> _Your task_: From the entries provided below, copy each line that contains the word "Antenna".
━━━━━ Listed entries
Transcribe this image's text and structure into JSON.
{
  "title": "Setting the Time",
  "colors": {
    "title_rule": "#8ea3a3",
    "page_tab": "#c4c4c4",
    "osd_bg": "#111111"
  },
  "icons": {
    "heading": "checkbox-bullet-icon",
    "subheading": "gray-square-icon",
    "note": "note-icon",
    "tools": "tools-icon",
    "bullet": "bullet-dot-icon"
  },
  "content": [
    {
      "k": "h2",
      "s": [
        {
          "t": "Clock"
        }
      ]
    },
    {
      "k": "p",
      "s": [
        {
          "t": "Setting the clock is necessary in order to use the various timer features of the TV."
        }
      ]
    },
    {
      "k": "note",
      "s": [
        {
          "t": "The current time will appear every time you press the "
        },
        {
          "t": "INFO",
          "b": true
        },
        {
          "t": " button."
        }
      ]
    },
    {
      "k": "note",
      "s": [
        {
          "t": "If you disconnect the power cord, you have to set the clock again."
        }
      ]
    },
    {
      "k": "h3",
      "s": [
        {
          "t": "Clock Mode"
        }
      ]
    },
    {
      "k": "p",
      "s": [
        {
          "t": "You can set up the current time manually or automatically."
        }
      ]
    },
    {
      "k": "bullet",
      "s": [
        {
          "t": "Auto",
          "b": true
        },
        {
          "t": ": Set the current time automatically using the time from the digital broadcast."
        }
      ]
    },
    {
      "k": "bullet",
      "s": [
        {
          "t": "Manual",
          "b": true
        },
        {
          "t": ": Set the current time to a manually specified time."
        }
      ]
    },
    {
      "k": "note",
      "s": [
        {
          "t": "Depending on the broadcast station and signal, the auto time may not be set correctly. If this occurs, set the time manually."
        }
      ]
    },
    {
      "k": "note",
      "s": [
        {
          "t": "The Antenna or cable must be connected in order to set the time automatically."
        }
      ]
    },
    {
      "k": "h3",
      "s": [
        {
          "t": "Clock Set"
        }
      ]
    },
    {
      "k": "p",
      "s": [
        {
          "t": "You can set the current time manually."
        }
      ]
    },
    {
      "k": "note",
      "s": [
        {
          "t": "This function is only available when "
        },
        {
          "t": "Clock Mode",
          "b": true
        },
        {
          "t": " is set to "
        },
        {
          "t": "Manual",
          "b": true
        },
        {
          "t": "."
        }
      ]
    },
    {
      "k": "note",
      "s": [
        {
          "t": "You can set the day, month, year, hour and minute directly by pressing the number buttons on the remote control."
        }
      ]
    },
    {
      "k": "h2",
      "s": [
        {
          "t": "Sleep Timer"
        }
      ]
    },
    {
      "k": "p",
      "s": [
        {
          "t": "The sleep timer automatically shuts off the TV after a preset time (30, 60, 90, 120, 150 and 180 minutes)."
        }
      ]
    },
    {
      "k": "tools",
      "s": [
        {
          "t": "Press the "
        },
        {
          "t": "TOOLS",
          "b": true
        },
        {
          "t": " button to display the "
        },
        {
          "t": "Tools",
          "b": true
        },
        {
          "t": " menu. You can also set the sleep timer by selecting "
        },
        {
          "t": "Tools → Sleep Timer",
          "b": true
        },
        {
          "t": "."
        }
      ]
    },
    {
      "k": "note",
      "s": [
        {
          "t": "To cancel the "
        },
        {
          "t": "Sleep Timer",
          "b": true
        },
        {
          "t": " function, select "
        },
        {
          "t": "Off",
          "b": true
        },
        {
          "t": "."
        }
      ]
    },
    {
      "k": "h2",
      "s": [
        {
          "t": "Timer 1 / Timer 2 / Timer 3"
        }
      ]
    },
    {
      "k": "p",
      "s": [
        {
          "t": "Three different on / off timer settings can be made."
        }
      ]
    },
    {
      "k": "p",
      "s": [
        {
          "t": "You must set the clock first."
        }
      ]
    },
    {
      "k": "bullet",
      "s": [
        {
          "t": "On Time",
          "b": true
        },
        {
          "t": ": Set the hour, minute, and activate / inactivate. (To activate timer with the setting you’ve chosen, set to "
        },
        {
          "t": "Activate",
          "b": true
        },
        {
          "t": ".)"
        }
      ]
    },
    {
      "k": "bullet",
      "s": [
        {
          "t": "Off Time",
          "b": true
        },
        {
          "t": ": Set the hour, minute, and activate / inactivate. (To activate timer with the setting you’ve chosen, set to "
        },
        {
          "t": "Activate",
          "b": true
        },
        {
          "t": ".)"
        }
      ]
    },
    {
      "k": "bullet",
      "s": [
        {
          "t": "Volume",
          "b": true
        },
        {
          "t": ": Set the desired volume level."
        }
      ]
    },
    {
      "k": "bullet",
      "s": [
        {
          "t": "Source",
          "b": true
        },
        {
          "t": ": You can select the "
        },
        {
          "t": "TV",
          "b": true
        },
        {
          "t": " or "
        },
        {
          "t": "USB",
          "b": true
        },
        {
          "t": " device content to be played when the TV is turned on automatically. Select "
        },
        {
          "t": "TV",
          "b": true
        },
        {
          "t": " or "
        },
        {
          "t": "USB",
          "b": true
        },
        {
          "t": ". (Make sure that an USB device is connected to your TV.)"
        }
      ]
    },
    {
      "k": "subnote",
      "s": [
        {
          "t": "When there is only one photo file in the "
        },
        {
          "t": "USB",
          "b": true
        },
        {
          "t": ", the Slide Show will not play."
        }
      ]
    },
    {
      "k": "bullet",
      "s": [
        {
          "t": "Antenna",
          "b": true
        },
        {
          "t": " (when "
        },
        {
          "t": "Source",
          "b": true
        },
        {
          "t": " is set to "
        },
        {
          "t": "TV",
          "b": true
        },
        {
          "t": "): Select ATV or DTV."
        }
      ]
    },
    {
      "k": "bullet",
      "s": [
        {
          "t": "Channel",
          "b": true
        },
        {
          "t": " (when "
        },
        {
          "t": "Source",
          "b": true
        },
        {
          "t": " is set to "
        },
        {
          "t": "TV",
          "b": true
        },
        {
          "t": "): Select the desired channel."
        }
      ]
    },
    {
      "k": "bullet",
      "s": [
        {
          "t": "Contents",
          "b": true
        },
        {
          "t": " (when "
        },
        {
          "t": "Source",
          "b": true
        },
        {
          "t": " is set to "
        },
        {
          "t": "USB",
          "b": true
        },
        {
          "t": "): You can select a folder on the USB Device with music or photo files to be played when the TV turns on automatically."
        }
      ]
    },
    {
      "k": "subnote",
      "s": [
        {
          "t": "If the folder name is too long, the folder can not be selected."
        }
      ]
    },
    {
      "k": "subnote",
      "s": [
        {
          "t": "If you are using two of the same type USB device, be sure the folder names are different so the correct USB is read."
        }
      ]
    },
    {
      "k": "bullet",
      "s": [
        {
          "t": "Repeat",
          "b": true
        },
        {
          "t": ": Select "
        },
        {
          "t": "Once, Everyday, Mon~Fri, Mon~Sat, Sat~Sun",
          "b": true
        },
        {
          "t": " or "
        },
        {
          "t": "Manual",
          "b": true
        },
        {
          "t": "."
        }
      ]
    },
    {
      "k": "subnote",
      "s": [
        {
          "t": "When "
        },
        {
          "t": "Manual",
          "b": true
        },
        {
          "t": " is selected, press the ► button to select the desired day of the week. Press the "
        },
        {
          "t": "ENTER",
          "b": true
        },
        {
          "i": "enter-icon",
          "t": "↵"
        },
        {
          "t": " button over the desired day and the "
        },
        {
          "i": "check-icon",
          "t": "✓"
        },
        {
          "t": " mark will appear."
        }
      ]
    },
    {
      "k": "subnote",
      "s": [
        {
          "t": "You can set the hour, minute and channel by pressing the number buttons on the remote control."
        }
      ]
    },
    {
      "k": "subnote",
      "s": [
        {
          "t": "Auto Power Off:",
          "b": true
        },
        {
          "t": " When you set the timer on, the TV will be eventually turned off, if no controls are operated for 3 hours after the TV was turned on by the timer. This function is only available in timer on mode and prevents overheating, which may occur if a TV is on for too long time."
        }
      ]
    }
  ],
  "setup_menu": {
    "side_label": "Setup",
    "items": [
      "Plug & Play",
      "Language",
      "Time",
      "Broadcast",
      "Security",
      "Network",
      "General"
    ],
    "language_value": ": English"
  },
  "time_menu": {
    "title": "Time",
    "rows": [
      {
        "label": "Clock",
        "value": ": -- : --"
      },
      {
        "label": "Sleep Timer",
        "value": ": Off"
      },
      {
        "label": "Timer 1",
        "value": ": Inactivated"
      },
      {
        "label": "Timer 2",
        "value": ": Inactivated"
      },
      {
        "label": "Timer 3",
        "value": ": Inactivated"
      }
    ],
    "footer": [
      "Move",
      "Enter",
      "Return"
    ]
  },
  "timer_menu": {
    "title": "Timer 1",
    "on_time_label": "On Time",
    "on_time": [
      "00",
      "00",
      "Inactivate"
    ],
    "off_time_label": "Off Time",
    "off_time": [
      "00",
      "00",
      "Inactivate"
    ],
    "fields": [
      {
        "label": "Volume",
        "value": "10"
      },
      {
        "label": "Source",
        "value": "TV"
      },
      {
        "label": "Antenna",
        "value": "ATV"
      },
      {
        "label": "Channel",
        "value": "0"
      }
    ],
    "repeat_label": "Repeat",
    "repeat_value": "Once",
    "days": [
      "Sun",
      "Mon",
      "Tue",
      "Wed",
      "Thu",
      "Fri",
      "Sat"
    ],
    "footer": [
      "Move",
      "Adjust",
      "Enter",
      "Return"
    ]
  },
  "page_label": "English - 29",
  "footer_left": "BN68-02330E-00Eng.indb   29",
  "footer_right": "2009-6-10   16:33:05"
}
━━━━━━━━━━
> _Task output_:
          "t": "The Antenna or cable must be connected in order to set the time automatically."
          "t": "Antenna",
        "label": "Antenna",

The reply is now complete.